— Start of Records to process —
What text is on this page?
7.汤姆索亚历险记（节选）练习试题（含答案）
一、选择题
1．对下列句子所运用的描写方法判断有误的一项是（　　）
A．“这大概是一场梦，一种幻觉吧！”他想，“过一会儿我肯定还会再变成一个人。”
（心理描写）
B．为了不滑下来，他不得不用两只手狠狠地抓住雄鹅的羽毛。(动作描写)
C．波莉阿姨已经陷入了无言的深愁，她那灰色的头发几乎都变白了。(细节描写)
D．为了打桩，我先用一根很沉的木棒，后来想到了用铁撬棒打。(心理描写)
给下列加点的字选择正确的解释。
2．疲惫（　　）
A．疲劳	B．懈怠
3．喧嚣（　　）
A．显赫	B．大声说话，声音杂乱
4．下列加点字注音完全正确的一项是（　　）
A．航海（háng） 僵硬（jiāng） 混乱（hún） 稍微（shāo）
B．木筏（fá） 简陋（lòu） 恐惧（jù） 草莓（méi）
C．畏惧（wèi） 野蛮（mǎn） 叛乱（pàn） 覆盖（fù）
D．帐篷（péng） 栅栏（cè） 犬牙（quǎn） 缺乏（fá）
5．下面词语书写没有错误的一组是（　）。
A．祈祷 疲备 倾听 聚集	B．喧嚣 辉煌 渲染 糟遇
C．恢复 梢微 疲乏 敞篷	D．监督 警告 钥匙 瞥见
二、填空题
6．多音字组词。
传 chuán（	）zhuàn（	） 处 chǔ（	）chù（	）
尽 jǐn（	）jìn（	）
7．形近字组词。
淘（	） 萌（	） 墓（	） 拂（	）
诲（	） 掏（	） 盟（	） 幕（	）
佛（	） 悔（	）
— End of Records to process —
▶ [Task prompt]: Repeat every line of the data, exactly and in full.

▶ [Output for this exercise]:
What text is on this page?
7.汤姆索亚历险记（节选）练习试题（含答案）
一、选择题
1．对下列句子所运用的描写方法判断有误的一项是（　　）
A．“这大概是一场梦，一种幻觉吧！”他想，“过一会儿我肯定还会再变成一个人。”
（心理描写）
B．为了不滑下来，他不得不用两只手狠狠地抓住雄鹅的羽毛。(动作描写)
C．波莉阿姨已经陷入了无言的深愁，她那灰色的头发几乎都变白了。(细节描写)
D．为了打桩，我先用一根很沉的木棒，后来想到了用铁撬棒打。(心理描写)
给下列加点的字选择正确的解释。
2．疲惫（　　）
A．疲劳	B．懈怠
3．喧嚣（　　）
A．显赫	B．大声说话，声音杂乱
4．下列加点字注音完全正确的一项是（　　）
A．航海（háng） 僵硬（jiāng） 混乱（hún） 稍微（shāo）
B．木筏（fá） 简陋（lòu） 恐惧（jù） 草莓（méi）
C．畏惧（wèi） 野蛮（mǎn） 叛乱（pàn） 覆盖（fù）
D．帐篷（péng） 栅栏（cè） 犬牙（quǎn） 缺乏（fá）
5．下面词语书写没有错误的一组是（　）。
A．祈祷 疲备 倾听 聚集	B．喧嚣 辉煌 渲染 糟遇
C．恢复 梢微 疲乏 敞篷	D．监督 警告 钥匙 瞥见
二、填空题
6．多音字组词。
传 chuán（	）zhuàn（	） 处 chǔ（	）chù（	）
尽 jǐn（	）jìn（	）
7．形近字组词。
淘（	） 萌（	） 墓（	） 拂（	）
诲（	） 掏（	） 盟（	） 幕（	）
佛（	） 悔（	）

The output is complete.